Required task - Skip every picture and transcribe the remaining material exactly.

^^^^

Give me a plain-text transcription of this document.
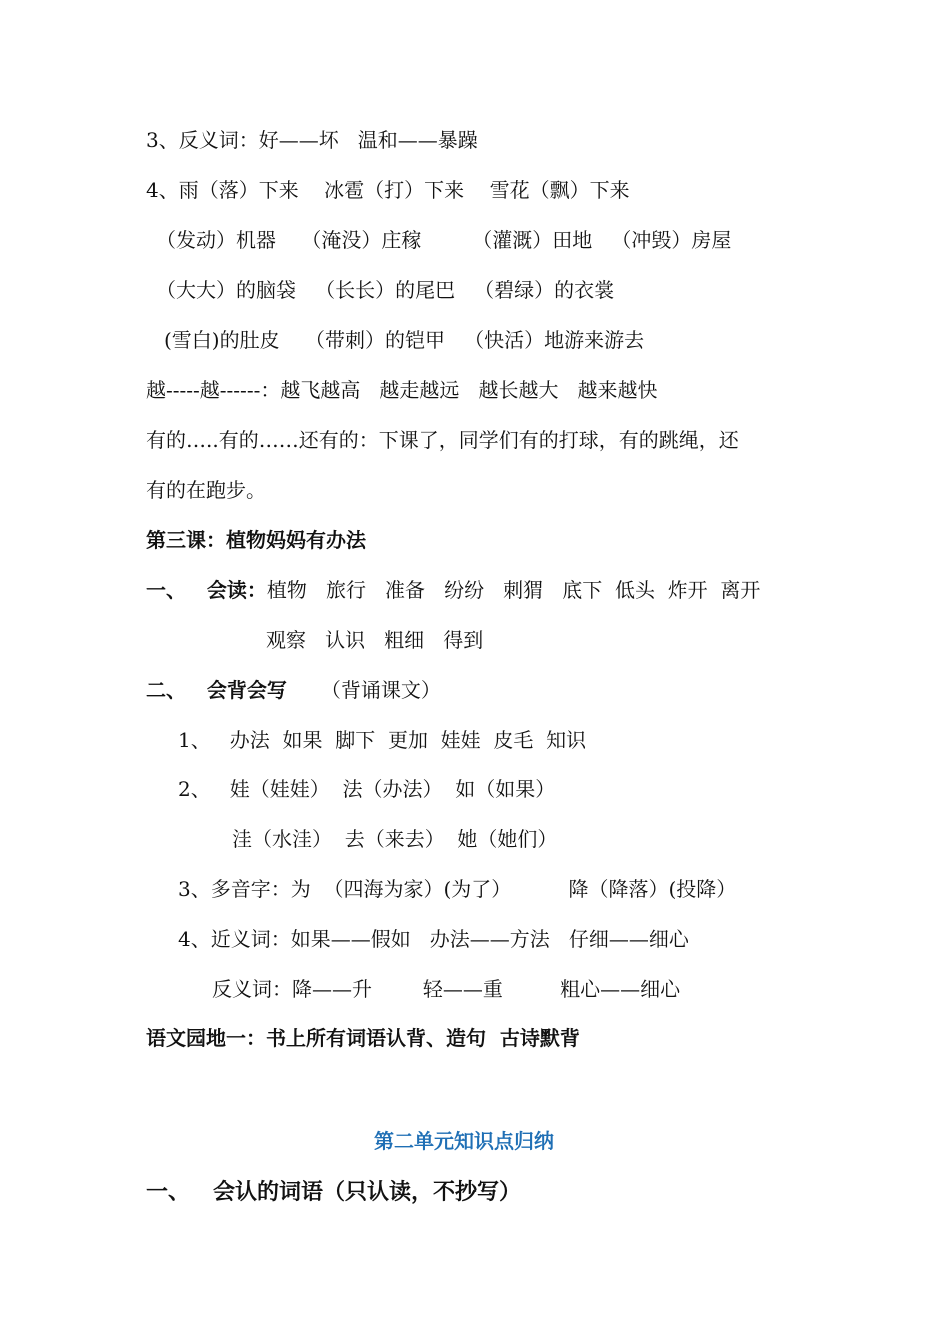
3、反义词：好——坏   温和——暴躁
4、雨（落）下来    冰雹（打）下来    雪花（飘）下来
（发动）机器    （淹没）庄稼        （灌溉）田地   （冲毁）房屋
（大大）的脑袋   （长长）的尾巴   （碧绿）的衣裳
(雪白)的肚皮    （带刺）的铠甲   （快活）地游来游去
越-----越------：越飞越高   越走越远   越长越大   越来越快
有的…..有的……还有的：下课了，同学们有的打球，有的跳绳，还
有的在跑步。
第三课：植物妈妈有办法
一、   会读：植物   旅行   准备   纷纷   刺猬   底下  低头  炸开  离开
观察   认识   粗细   得到
二、   会背会写 （背诵课文）
1、   办法  如果  脚下  更加  娃娃  皮毛  知识
2、   娃（娃娃）  法（办法）  如（如果）
洼（水洼）  去（来去）  她（她们）
3、多音字：为  （四海为家）(为了）         降（降落）(投降）
4、近义词：如果——假如   办法——方法   仔细——细心
反义词：降——升        轻——重         粗心——细心
语文园地一：书上所有词语认背、造句  古诗默背
第二单元知识点归纳
一、   会认的词语（只认读，不抄写）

^^^^

Right answer -
Give me a plain-text transcription of this document.
3、反义词：好——坏   温和——暴躁
4、雨（落）下来    冰雹（打）下来    雪花（飘）下来
（发动）机器    （淹没）庄稼        （灌溉）田地   （冲毁）房屋
（大大）的脑袋   （长长）的尾巴   （碧绿）的衣裳
(雪白)的肚皮    （带刺）的铠甲   （快活）地游来游去
越-----越------：越飞越高   越走越远   越长越大   越来越快
有的…..有的……还有的：下课了，同学们有的打球，有的跳绳，还
有的在跑步。
第三课：植物妈妈有办法
一、   会读：植物   旅行   准备   纷纷   刺猬   底下  低头  炸开  离开
观察   认识   粗细   得到
二、   会背会写 （背诵课文）
1、   办法  如果  脚下  更加  娃娃  皮毛  知识
2、   娃（娃娃）  法（办法）  如（如果）
洼（水洼）  去（来去）  她（她们）
3、多音字：为  （四海为家）(为了）         降（降落）(投降）
4、近义词：如果——假如   办法——方法   仔细——细心
反义词：降——升        轻——重         粗心——细心
语文园地一：书上所有词语认背、造句  古诗默背
第二单元知识点归纳
一、   会认的词语（只认读，不抄写）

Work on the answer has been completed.